INFORMATION GIVEN
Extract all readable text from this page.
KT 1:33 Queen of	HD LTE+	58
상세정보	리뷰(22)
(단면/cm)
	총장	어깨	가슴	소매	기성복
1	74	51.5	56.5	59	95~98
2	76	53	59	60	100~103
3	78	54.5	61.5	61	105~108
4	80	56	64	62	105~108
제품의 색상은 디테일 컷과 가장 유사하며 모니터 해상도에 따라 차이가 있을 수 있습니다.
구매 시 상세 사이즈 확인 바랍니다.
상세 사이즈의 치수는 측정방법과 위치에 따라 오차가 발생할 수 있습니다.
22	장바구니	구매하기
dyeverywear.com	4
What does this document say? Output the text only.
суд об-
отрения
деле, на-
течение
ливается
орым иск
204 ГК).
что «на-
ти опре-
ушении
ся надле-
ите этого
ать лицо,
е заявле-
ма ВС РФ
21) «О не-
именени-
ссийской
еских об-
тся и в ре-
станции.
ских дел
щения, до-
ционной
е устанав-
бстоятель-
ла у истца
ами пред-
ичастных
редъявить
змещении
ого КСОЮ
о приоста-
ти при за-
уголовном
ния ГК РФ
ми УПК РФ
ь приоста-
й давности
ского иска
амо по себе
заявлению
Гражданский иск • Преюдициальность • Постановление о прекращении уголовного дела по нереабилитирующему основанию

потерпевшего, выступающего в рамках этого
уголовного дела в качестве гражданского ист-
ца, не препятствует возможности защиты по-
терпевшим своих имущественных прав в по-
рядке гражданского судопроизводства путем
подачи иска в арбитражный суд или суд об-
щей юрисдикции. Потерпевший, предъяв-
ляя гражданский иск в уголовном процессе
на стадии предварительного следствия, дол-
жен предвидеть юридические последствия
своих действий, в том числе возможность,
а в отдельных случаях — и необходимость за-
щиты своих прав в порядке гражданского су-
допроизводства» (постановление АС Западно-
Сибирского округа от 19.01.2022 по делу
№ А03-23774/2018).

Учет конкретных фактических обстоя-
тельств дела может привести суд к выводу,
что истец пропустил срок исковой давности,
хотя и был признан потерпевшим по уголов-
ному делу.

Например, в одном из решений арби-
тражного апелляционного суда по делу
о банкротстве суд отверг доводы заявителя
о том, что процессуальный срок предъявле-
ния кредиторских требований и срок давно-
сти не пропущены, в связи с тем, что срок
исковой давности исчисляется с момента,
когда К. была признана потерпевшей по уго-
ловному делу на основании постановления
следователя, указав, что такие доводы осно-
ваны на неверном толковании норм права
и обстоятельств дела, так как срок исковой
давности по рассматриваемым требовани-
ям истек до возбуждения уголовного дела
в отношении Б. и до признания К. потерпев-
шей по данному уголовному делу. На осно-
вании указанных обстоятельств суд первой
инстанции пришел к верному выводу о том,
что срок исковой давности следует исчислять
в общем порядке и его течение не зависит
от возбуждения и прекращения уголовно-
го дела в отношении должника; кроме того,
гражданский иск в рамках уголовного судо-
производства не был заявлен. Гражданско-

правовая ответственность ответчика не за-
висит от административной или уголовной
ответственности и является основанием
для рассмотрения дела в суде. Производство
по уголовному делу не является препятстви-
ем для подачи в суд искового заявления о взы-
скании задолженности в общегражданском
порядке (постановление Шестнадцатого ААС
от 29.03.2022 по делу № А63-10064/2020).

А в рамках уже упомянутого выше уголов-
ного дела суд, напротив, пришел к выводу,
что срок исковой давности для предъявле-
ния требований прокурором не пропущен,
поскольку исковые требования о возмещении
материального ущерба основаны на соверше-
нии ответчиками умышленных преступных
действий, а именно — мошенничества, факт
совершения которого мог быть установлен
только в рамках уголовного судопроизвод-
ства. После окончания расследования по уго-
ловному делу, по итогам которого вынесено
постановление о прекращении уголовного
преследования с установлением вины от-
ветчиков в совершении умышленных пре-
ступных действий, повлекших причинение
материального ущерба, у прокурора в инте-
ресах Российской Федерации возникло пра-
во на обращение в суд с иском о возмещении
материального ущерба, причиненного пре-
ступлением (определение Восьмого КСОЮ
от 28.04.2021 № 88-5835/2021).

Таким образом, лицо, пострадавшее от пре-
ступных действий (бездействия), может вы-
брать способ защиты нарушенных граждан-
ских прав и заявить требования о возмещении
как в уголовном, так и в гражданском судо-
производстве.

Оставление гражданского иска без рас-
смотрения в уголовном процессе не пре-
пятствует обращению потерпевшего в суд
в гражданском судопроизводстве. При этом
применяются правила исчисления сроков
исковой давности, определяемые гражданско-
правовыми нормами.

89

AIM
Set down the listing in full, keeping every word exactly as it is.

WRITTEN ANSWER
Extract all readable text from this page.
KT 1:33 Queen of	HD LTE+	58
상세정보	리뷰(22)
(단면/cm)
	총장	어깨	가슴	소매	기성복
1	74	51.5	56.5	59	95~98
2	76	53	59	60	100~103
3	78	54.5	61.5	61	105~108
4	80	56	64	62	105~108
제품의 색상은 디테일 컷과 가장 유사하며 모니터 해상도에 따라 차이가 있을 수 있습니다.
구매 시 상세 사이즈 확인 바랍니다.
상세 사이즈의 치수는 측정방법과 위치에 따라 오차가 발생할 수 있습니다.
22	장바구니	구매하기
dyeverywear.com	4
What does this document say? Output the text only.
суд об-
отрения
деле, на-
течение
ливается
орым иск
204 ГК).
что «на-
ти опре-
ушении
ся надле-
ите этого
ать лицо,
е заявле-
ма ВС РФ
21) «О не-
именени-
ссийской
еских об-
тся и в ре-
станции.
ских дел
щения, до-
ционной
е устанав-
бстоятель-
ла у истца
ами пред-
ичастных
редъявить
змещении
ого КСОЮ
о приоста-
ти при за-
уголовном
ния ГК РФ
ми УПК РФ
ь приоста-
й давности
ского иска
амо по себе
заявлению
Гражданский иск • Преюдициальность • Постановление о прекращении уголовного дела по нереабилитирующему основанию

потерпевшего, выступающего в рамках этого
уголовного дела в качестве гражданского ист-
ца, не препятствует возможности защиты по-
терпевшим своих имущественных прав в по-
рядке гражданского судопроизводства путем
подачи иска в арбитражный суд или суд об-
щей юрисдикции. Потерпевший, предъяв-
ляя гражданский иск в уголовном процессе
на стадии предварительного следствия, дол-
жен предвидеть юридические последствия
своих действий, в том числе возможность,
а в отдельных случаях — и необходимость за-
щиты своих прав в порядке гражданского су-
допроизводства» (постановление АС Западно-
Сибирского округа от 19.01.2022 по делу
№ А03-23774/2018).

Учет конкретных фактических обстоя-
тельств дела может привести суд к выводу,
что истец пропустил срок исковой давности,
хотя и был признан потерпевшим по уголов-
ному делу.

Например, в одном из решений арби-
тражного апелляционного суда по делу
о банкротстве суд отверг доводы заявителя
о том, что процессуальный срок предъявле-
ния кредиторских требований и срок давно-
сти не пропущены, в связи с тем, что срок
исковой давности исчисляется с момента,
когда К. была признана потерпевшей по уго-
ловному делу на основании постановления
следователя, указав, что такие доводы осно-
ваны на неверном толковании норм права
и обстоятельств дела, так как срок исковой
давности по рассматриваемым требовани-
ям истек до возбуждения уголовного дела
в отношении Б. и до признания К. потерпев-
шей по данному уголовному делу. На осно-
вании указанных обстоятельств суд первой
инстанции пришел к верному выводу о том,
что срок исковой давности следует исчислять
в общем порядке и его течение не зависит
от возбуждения и прекращения уголовно-
го дела в отношении должника; кроме того,
гражданский иск в рамках уголовного судо-
производства не был заявлен. Гражданско-

правовая ответственность ответчика не за-
висит от административной или уголовной
ответственности и является основанием
для рассмотрения дела в суде. Производство
по уголовному делу не является препятстви-
ем для подачи в суд искового заявления о взы-
скании задолженности в общегражданском
порядке (постановление Шестнадцатого ААС
от 29.03.2022 по делу № А63-10064/2020).

А в рамках уже упомянутого выше уголов-
ного дела суд, напротив, пришел к выводу,
что срок исковой давности для предъявле-
ния требований прокурором не пропущен,
поскольку исковые требования о возмещении
материального ущерба основаны на соверше-
нии ответчиками умышленных преступных
действий, а именно — мошенничества, факт
совершения которого мог быть установлен
только в рамках уголовного судопроизвод-
ства. После окончания расследования по уго-
ловному делу, по итогам которого вынесено
постановление о прекращении уголовного
преследования с установлением вины от-
ветчиков в совершении умышленных пре-
ступных действий, повлекших причинение
материального ущерба, у прокурора в инте-
ресах Российской Федерации возникло пра-
во на обращение в суд с иском о возмещении
материального ущерба, причиненного пре-
ступлением (определение Восьмого КСОЮ
от 28.04.2021 № 88-5835/2021).

Таким образом, лицо, пострадавшее от пре-
ступных действий (бездействия), может вы-
брать способ защиты нарушенных граждан-
ских прав и заявить требования о возмещении
как в уголовном, так и в гражданском судо-
производстве.

Оставление гражданского иска без рас-
смотрения в уголовном процессе не пре-
пятствует обращению потерпевшего в суд
в гражданском судопроизводстве. При этом
применяются правила исчисления сроков
исковой давности, определяемые гражданско-
правовыми нормами.

89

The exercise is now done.